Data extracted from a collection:

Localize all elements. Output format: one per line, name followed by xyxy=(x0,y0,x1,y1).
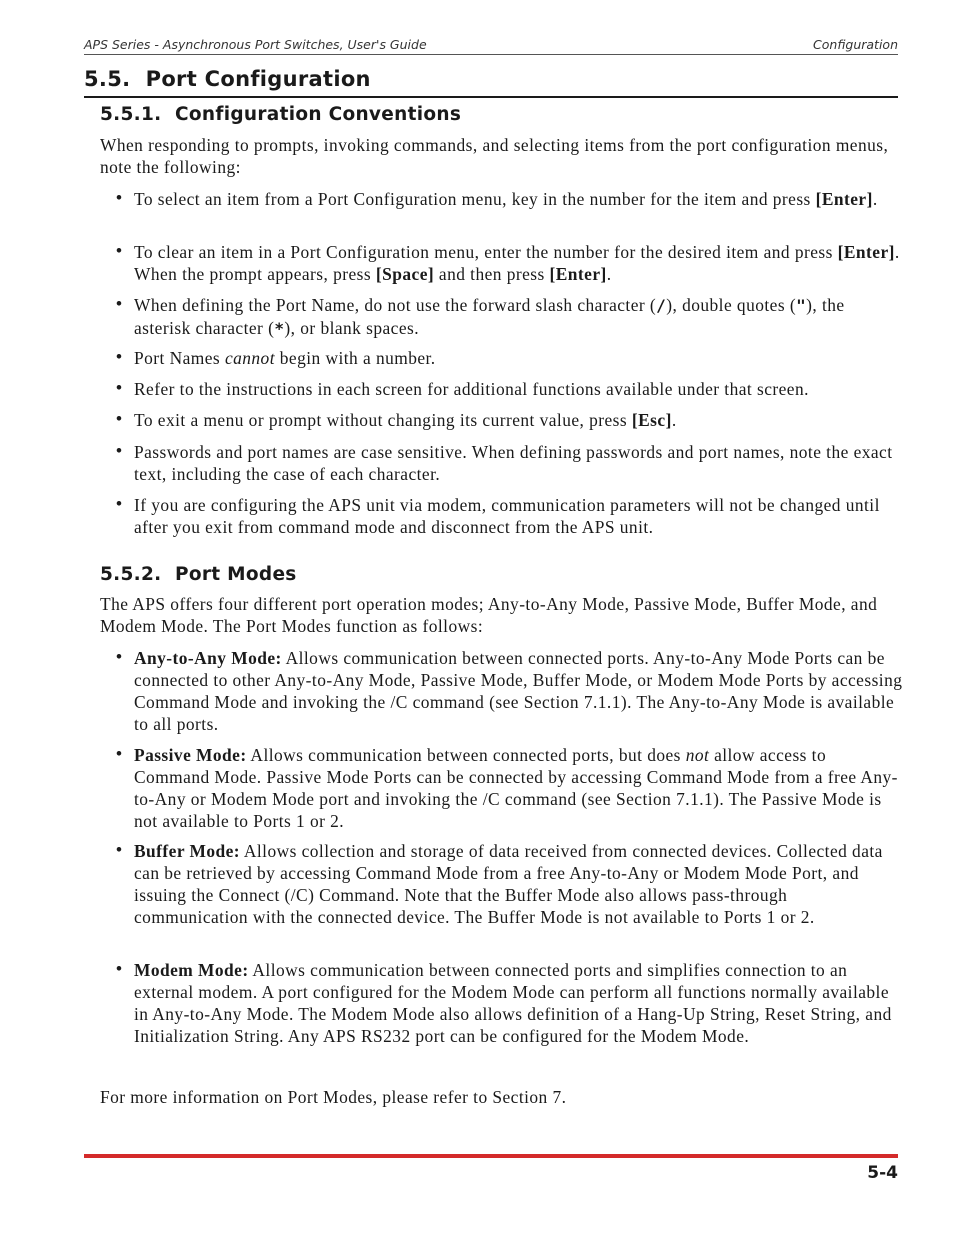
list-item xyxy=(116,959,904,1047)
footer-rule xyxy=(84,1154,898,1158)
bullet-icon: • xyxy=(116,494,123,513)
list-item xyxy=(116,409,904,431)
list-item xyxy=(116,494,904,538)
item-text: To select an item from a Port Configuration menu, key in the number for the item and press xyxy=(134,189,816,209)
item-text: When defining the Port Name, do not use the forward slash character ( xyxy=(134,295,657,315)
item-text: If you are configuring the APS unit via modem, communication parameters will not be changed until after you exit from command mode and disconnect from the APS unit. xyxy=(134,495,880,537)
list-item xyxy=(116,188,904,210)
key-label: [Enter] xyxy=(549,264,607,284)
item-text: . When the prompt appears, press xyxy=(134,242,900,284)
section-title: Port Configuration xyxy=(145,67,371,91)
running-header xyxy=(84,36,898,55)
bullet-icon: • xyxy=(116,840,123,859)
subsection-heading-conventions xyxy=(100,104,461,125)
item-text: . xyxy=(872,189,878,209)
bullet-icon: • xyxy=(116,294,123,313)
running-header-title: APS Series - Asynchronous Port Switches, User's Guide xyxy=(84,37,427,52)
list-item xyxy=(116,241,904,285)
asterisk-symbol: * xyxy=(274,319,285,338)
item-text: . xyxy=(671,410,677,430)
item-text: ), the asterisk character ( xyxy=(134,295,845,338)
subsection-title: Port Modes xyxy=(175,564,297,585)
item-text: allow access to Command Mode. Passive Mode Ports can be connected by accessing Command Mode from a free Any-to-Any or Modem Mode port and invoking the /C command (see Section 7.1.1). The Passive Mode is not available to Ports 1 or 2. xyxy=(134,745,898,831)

AIM: Swap "Port Configuration" for "Port Setup" everywhere it appears in the records above and give all the lines again, otherwise unchanged. Leave the pictures out of your answer.

RESULT FOR THIS TASK:
Localize all elements. Output format: one per line, name followed by xyxy=(x0,y0,x1,y1).
list-item xyxy=(116,959,904,1047)
footer-rule xyxy=(84,1154,898,1158)
bullet-icon: • xyxy=(116,494,123,513)
list-item xyxy=(116,409,904,431)
list-item xyxy=(116,494,904,538)
item-text: To select an item from a Port Setup menu, key in the number for the item and press xyxy=(134,189,816,209)
item-text: When defining the Port Name, do not use the forward slash character ( xyxy=(134,295,657,315)
item-text: If you are configuring the APS unit via modem, communication parameters will not be changed until after you exit from command mode and disconnect from the APS unit. xyxy=(134,495,880,537)
list-item xyxy=(116,188,904,210)
key-label: [Enter] xyxy=(549,264,607,284)
item-text: . When the prompt appears, press xyxy=(134,242,900,284)
section-title: Port Setup xyxy=(145,67,371,91)
running-header xyxy=(84,36,898,55)
bullet-icon: • xyxy=(116,840,123,859)
subsection-heading-conventions xyxy=(100,104,461,125)
item-text: . xyxy=(872,189,878,209)
bullet-icon: • xyxy=(116,294,123,313)
running-header-title: APS Series - Asynchronous Port Switches, User's Guide xyxy=(84,37,427,52)
list-item xyxy=(116,241,904,285)
asterisk-symbol: * xyxy=(274,319,285,338)
item-text: . xyxy=(671,410,677,430)
item-text: ), the asterisk character ( xyxy=(134,295,845,338)
subsection-title: Port Modes xyxy=(175,564,297,585)
item-text: allow access to Command Mode. Passive Mode Ports can be connected by accessing Command Mode from a free Any-to-Any or Modem Mode port and invoking the /C command (see Section 7.1.1). The Passive Mode is not available to Ports 1 or 2. xyxy=(134,745,898,831)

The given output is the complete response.